--- START ---

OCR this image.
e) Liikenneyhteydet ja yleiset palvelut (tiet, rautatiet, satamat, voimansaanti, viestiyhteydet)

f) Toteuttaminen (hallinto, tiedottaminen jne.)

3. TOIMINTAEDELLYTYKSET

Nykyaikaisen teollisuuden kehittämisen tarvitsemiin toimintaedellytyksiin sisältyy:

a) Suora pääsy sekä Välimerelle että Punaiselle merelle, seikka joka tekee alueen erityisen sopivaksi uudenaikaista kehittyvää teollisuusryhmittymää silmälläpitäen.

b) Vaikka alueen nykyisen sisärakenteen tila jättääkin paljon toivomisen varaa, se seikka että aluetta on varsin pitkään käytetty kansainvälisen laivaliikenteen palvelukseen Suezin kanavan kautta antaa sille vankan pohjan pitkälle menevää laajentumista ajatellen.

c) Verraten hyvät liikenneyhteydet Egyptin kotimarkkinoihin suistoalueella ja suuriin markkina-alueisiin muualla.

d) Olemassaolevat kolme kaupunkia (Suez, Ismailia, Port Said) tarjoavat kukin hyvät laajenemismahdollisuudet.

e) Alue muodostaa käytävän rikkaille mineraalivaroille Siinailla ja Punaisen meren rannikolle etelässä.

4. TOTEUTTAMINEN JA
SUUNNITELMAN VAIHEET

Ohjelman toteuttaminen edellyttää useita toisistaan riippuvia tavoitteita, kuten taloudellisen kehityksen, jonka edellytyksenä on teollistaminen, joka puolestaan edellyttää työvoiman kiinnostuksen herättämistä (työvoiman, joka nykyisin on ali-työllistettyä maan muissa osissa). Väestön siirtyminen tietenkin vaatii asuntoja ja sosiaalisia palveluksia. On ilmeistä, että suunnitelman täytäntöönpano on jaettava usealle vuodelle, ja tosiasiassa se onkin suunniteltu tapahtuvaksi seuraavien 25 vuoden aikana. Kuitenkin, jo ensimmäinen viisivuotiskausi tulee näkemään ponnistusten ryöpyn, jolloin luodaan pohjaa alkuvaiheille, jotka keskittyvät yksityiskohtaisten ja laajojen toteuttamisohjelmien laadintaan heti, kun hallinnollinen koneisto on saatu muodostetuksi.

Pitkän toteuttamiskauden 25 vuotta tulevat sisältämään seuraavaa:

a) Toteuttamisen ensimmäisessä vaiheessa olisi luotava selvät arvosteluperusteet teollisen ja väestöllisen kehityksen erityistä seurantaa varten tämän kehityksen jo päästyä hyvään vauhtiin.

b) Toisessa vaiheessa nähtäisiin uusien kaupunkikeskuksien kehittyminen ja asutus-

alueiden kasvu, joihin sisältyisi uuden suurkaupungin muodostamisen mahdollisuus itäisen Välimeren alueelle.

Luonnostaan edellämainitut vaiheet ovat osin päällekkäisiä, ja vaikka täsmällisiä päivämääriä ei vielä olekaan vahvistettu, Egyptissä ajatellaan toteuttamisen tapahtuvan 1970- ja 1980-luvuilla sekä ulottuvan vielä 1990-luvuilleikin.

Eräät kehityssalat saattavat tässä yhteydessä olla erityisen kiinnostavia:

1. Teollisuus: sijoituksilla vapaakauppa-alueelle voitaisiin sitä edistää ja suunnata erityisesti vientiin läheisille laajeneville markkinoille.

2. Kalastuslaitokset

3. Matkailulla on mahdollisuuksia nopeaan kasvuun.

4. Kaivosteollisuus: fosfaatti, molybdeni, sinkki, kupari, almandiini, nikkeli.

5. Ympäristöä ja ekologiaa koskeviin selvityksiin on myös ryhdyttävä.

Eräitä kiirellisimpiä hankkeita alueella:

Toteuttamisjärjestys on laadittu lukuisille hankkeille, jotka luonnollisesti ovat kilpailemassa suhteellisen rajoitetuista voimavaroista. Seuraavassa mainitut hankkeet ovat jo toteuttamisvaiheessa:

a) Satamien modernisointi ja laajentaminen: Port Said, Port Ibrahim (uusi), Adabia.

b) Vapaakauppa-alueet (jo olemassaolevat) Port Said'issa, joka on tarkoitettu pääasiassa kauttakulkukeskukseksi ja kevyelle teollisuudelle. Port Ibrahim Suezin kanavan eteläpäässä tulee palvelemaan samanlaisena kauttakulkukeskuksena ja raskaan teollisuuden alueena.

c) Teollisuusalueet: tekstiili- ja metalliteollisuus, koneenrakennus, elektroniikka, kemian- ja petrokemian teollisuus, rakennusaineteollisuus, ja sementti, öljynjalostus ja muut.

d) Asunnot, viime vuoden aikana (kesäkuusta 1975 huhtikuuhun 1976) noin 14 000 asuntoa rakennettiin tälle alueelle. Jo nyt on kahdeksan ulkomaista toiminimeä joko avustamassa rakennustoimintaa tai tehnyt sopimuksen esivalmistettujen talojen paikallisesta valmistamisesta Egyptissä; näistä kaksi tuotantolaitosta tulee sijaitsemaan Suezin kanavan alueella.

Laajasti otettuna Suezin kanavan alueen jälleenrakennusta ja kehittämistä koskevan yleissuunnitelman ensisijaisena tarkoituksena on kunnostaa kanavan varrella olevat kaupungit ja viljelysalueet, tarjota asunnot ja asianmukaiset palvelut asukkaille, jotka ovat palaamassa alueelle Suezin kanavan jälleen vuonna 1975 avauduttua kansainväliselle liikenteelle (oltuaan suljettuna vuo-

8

--- END ---

» What is expected: Return from the data every line that holds "erityisen".

» Task solution:
a) Suora pääsy sekä Välimerelle että Punaiselle merelle, seikka joka tekee alueen erityisen sopivaksi uudenaikaista kehittyvää teollisuusryhmittymää silmälläpitäen.
Eräät kehityssalat saattavat tässä yhteydessä olla erityisen kiinnostavia:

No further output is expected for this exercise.